*** TEXTE DU DOCUMENT

Ou comment faire retirer une photographie représentant un chef d’état en embrassant un autre.
La marque de vêtement italienne Benetton est déjà bien connue pour ses images engagées et provocantes. Sa dernière campagne de publicité UNHATE représente actuellement plusieurs dirigeants s’embrassant sur les lèvres : Barack Obama et Hu Jintao, Benyamin Netanyahou et Mahmoud Abbas, Nicolas Sarkozy et Angela Merkel ou encore le Pape Benoît XVI et l’imam de la mosquée Al-Azhar.
Comment ces personnalités peuvent-elles juridiquement réagir ? Voici comment le Pape, Barack Obama et Nicolas Sarkozy font valoir leur droit à l’image.
- Le Vatican fait valoir une atteinte à la dignité du Pape et à la sensibilité des chrétiens
Après avoir exigé, et obtenu, le retrait de l’image représentant le Pape, le Vatican menace de poursuites judiciaires la société Benetton, au motif que l’image du souverain pontife y apparaît « sur un mode typiquement commercial » et est « jugée blessante non seulement pour la dignité du Pape mais aussi pour la sensibilité des croyants« . Deux fondements juridiques distincts aux chances de succès inégales.
Le fondement purement religieux est inefficace en France
L’argument fondé sur l’atteinte à la sensibilité des chrétiens rappelle l’interdiction demandée par la conférence des évêques de France, de la campagne d’affichage des créateurs Marithé et François Girbaud au motif que le caractère mercantile de cette publicité, qui s’inspirait de La Cène, portait atteinte aux croyances des catholiques. Interdiction accordée par le Tribunal et la Cour d’appel, censurée par la Cour de cassation en ces termes :
« En retenant l’existence d’un tel trouble, quand la seule parodie de la forme donnée à la représentation de la Cène qui n’avait pas pour objectif d’outrager les fidèles de confession catholique, ni de les atteindre dans leur considération en raison de leur obédience, ne constitue pas l’injure, attaque personnelle et directe dirigée contre un groupe de personnes en raison de leur appartenance religieuse, la cour d’appel a violé les articles 29 alinéa 2, 33 alinéa 3 de la loi du 29 juillet 1881, l’article 809 du Nouveau Code de procédure civile, ainsi que 10 de la Convention européenne de sauvegarde des droits de l’homme. »
Les Tribunaux français sont en effet généralement peu enclin à faire prévaloir des arguments religieux sur la liberté d’expression (le retrait de l’affiche du film « Amen » de Costa-Gavras, représentant une croix catholique prolongée par une croix gammée, avait par exemple déjà été refusé). J’y reviendrai si le sujet vous intéresse.
Dans le cadre de la campagne Benetton, l’Eglise aura donc surement beaucoup plus de chance d’obtenir l’interdiction de diffusion de l’image et des dommages et intérêts pour le préjudice subi en se fondant tout simplement sur le droit à l’image du Pape.

******
*** MATÉRIEL FOURNI

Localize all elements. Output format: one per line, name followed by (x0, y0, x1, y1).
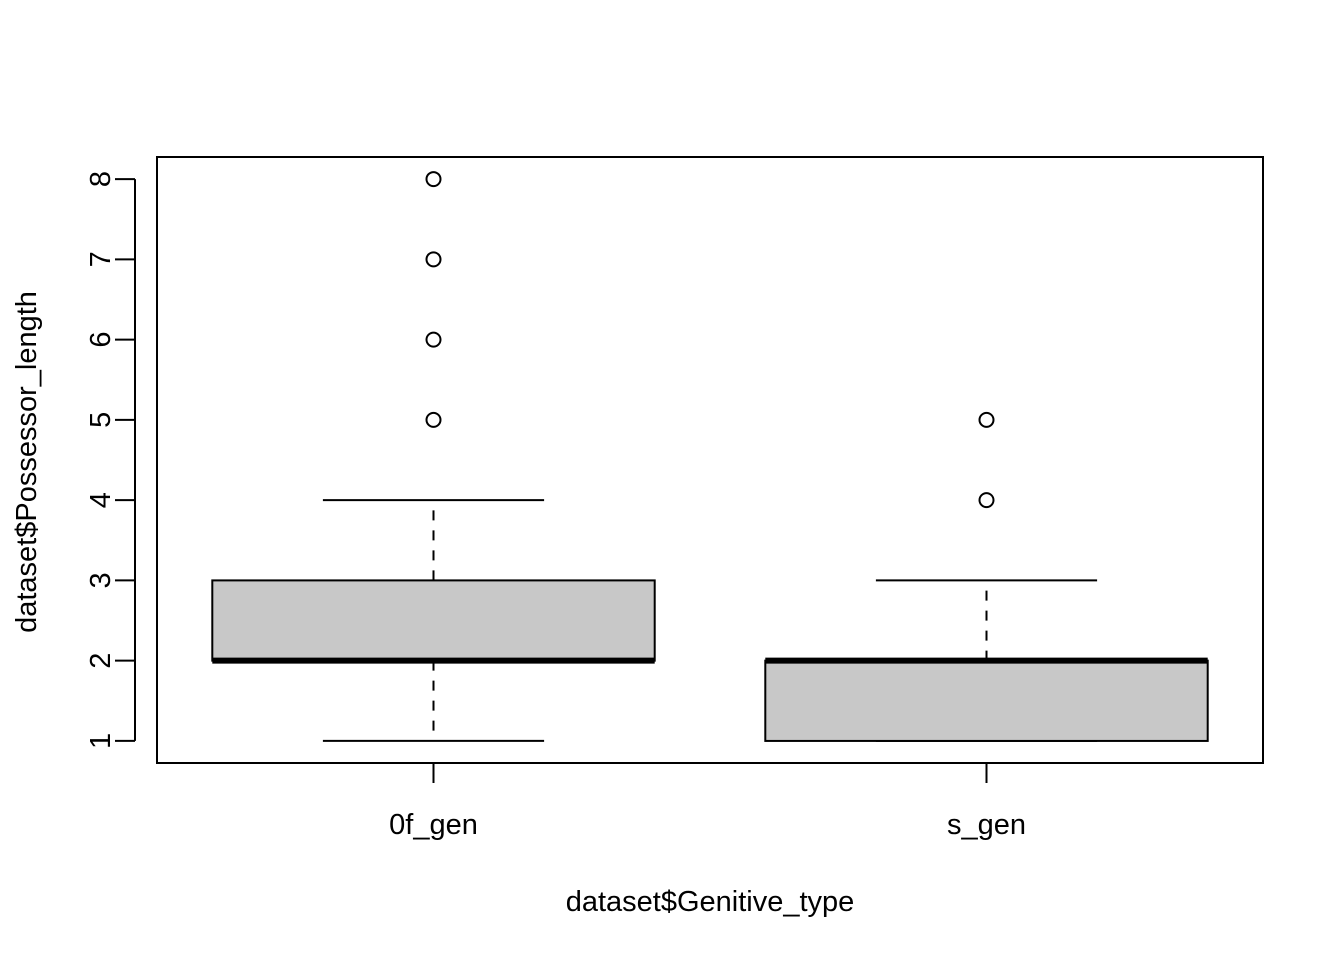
y-tick-label: 2 (85, 653, 117, 669)
x-axis-label: dataset$Genitive_type (566, 886, 855, 918)
outlier-point (978, 492, 995, 509)
y-tick-label: 7 (85, 251, 117, 267)
x-axis: 0f_gen s_gen (389, 763, 1026, 841)
outlier-point (425, 171, 442, 188)
outlier-point (425, 331, 442, 348)
y-tick-label: 3 (85, 572, 117, 588)
outlier-point (978, 411, 995, 428)
iqr-box (211, 579, 656, 662)
y-axis: 1 2 3 4 5 6 7 8 (85, 171, 136, 749)
iqr-box (764, 659, 1209, 742)
outlier-point (425, 411, 442, 428)
outlier-point (425, 251, 442, 268)
box-s_gen (764, 411, 1209, 742)
box-0f_gen (211, 171, 656, 742)
boxes-layer (211, 171, 1209, 742)
y-tick-label: 6 (85, 332, 117, 348)
y-tick-label: 5 (85, 412, 117, 428)
y-axis-label: dataset$Possessor_length (11, 291, 43, 633)
x-tick-label: s_gen (947, 809, 1026, 841)
y-tick-label: 8 (85, 171, 117, 187)
x-tick-label: 0f_gen (389, 809, 478, 841)
plot-frame (156, 156, 1264, 764)
y-tick-label: 4 (85, 492, 117, 508)
y-tick-label: 1 (85, 733, 117, 749)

******

## CONSIGNE
Reprenez le texte sur la campagne UNHATE de Benetton et poursuivez-le à partir de sa dernière phrase. Les lignes ci-dessus n'interviennent pas dans cet exercice.

## RÉPONSE ATTENDUE
Une action fondée sur le droit à l’image aurait plus de chances de succès
Benoit XVI devra alors agir en son nom propre pour exercer une action fondée sur l’article 9 du Code civil dont dérive le droit qu’a chacun d’autoriser ou d’interdire la reproduction de son image.
En effet, en principe, toute personne physique, quelque soit son rang, sa notoriété ou son statut, dispose d’un monopole sur son image qui lui permet d’interdire à quiconque de l’utiliser sans autorisation. Ce principe connait toutefois des exceptions pour des raisons liées à la liberté d’expression (droit à l’information du public, caricature humoristique). Mais cette exception connait elle-même des limites lorsque l’utilisation de l’image de la personne est faite à des fins purement commerciales ou porte atteinte à la dignité humaine (motif retenu par exemple pour la publication de la dépouille du Préfet Erignac).
En l’espèce, l’utilisation faite de l’image du Pape et des autres dirigeants l’est à des fins commerciales, à moins que l’on considère éventuellement que la campagne véhicule un message plus noble, telle la paix dans le monde, ou qu’elle traite d’un sujet d’actualité. La liberté d’expression pourrait alors être invoquée, sans garantie de succès pour autant.
- Le Président Obama « désapprouve »
Le Président américain n’a pas indiqué s’il entendait agir judiciairement pour s’opposer à la diffusion de la publicité litigieuse mais indique dans un communiqué : « Depuis longtemps, la Maison Blanche a pour politique de désapprouver l’usage du nom et de l’image du président pour des motifs commerciaux ».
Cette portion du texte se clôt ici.